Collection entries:
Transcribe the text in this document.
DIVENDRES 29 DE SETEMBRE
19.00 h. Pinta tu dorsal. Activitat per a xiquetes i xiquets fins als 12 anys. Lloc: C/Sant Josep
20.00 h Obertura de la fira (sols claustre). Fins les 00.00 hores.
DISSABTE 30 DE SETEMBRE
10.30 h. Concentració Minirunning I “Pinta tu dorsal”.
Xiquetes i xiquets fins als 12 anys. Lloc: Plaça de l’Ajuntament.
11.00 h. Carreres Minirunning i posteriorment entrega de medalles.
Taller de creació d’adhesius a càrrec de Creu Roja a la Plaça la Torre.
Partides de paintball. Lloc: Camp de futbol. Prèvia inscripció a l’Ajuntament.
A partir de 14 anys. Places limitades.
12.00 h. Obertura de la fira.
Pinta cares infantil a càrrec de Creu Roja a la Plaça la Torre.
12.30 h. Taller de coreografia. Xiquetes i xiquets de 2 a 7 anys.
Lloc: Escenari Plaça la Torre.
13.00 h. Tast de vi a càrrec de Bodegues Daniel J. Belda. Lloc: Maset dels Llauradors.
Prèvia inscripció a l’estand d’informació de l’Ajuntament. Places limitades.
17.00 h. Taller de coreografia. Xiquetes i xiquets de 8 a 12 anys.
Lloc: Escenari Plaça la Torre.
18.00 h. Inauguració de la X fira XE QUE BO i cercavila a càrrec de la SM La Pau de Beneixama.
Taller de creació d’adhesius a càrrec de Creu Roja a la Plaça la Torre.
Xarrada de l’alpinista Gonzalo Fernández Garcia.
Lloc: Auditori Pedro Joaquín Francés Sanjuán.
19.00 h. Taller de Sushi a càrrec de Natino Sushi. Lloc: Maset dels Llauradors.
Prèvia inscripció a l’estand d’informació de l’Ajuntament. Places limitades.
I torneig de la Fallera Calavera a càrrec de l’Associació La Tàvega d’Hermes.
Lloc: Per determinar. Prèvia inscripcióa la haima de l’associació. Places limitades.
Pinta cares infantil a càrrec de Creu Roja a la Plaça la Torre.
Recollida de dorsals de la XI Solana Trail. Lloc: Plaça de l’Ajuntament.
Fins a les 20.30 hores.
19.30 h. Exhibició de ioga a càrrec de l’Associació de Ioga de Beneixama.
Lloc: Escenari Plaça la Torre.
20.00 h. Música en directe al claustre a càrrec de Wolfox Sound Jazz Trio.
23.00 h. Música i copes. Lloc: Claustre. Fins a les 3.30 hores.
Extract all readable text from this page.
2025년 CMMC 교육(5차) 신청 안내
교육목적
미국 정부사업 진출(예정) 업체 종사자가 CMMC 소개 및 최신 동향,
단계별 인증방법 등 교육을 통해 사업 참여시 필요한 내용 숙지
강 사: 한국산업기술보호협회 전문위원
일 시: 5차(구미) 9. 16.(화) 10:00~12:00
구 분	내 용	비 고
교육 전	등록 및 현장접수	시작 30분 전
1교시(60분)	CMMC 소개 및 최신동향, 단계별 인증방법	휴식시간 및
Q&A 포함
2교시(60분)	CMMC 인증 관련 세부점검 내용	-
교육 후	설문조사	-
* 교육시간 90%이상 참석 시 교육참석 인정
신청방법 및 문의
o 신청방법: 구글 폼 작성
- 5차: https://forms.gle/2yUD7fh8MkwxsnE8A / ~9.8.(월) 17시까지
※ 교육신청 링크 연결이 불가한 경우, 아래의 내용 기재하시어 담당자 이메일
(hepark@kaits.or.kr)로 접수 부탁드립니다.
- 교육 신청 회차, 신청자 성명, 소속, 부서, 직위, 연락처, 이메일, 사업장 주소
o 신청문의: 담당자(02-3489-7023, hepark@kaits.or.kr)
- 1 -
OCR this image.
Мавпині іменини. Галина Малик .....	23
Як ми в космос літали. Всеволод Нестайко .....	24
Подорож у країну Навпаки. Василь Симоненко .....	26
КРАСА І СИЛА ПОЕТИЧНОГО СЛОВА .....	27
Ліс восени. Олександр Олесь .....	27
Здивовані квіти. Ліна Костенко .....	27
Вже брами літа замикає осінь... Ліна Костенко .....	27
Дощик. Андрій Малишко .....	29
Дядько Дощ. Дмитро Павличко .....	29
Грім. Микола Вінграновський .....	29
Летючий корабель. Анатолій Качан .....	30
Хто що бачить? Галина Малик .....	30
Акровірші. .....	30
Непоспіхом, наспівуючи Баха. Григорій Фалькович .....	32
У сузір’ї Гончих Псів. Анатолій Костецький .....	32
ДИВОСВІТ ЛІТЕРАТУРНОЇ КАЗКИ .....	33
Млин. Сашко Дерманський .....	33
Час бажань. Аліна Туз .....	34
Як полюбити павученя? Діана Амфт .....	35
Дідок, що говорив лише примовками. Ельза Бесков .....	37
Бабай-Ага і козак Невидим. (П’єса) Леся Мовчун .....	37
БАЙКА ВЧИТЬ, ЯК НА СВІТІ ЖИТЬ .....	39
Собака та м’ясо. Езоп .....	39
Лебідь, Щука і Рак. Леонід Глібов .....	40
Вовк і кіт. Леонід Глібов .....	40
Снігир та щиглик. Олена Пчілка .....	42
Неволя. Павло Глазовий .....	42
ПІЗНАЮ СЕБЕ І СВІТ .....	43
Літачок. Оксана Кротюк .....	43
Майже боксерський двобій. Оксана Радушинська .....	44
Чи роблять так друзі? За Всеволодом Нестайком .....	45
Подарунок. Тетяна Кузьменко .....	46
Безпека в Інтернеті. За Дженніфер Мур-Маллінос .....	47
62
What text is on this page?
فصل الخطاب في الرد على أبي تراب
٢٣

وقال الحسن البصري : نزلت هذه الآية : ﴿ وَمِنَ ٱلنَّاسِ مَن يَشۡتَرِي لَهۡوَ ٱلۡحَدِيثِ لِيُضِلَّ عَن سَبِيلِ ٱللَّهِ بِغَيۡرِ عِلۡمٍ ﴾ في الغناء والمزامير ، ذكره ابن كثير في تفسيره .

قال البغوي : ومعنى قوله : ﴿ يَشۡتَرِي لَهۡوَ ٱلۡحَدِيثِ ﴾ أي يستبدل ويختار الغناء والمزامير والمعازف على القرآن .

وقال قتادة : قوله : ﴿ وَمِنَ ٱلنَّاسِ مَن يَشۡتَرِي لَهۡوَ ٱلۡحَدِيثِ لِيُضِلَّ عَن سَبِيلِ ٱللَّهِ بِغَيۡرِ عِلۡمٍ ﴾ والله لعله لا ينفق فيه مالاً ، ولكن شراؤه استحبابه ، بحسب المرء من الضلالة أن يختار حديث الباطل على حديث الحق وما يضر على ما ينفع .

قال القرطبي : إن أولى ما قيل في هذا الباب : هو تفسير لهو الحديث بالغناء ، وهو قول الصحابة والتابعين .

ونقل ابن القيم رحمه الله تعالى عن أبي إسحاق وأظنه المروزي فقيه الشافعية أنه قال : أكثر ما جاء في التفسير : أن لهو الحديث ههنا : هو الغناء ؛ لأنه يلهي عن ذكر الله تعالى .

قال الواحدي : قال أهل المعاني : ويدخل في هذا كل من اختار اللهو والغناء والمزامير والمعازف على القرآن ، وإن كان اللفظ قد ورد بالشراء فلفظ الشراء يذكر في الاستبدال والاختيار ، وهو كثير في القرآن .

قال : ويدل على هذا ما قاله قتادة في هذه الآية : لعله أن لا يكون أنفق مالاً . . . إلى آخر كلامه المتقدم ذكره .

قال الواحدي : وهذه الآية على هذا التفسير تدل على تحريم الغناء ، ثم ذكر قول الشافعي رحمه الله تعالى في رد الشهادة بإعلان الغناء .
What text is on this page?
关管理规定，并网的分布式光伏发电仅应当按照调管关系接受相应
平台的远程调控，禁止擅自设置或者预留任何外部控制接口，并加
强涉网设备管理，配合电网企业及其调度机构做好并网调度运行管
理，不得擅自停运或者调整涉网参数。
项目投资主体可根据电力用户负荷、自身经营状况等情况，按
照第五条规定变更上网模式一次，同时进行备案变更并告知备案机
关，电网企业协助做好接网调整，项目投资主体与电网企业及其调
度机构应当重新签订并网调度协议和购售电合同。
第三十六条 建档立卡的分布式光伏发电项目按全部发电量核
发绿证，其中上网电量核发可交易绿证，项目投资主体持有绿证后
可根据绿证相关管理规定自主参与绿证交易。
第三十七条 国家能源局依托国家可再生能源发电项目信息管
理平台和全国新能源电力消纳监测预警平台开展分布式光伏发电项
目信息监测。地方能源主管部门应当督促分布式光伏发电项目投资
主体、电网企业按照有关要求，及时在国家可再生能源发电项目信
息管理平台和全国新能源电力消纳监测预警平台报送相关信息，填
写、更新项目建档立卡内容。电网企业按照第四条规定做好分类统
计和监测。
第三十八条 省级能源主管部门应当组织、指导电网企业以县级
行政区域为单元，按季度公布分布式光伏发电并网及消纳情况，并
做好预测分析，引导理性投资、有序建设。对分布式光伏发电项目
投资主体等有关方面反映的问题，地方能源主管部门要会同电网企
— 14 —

_WORK TO BE COMPLETED:_ Reproduce each line of the entries in which the word "Леонід" is found.

_SOLUTION FOR THIS TASK:_
Лебідь, Щука і Рак. Леонід Глібов .....	40
Вовк і кіт. Леонід Глібов .....	40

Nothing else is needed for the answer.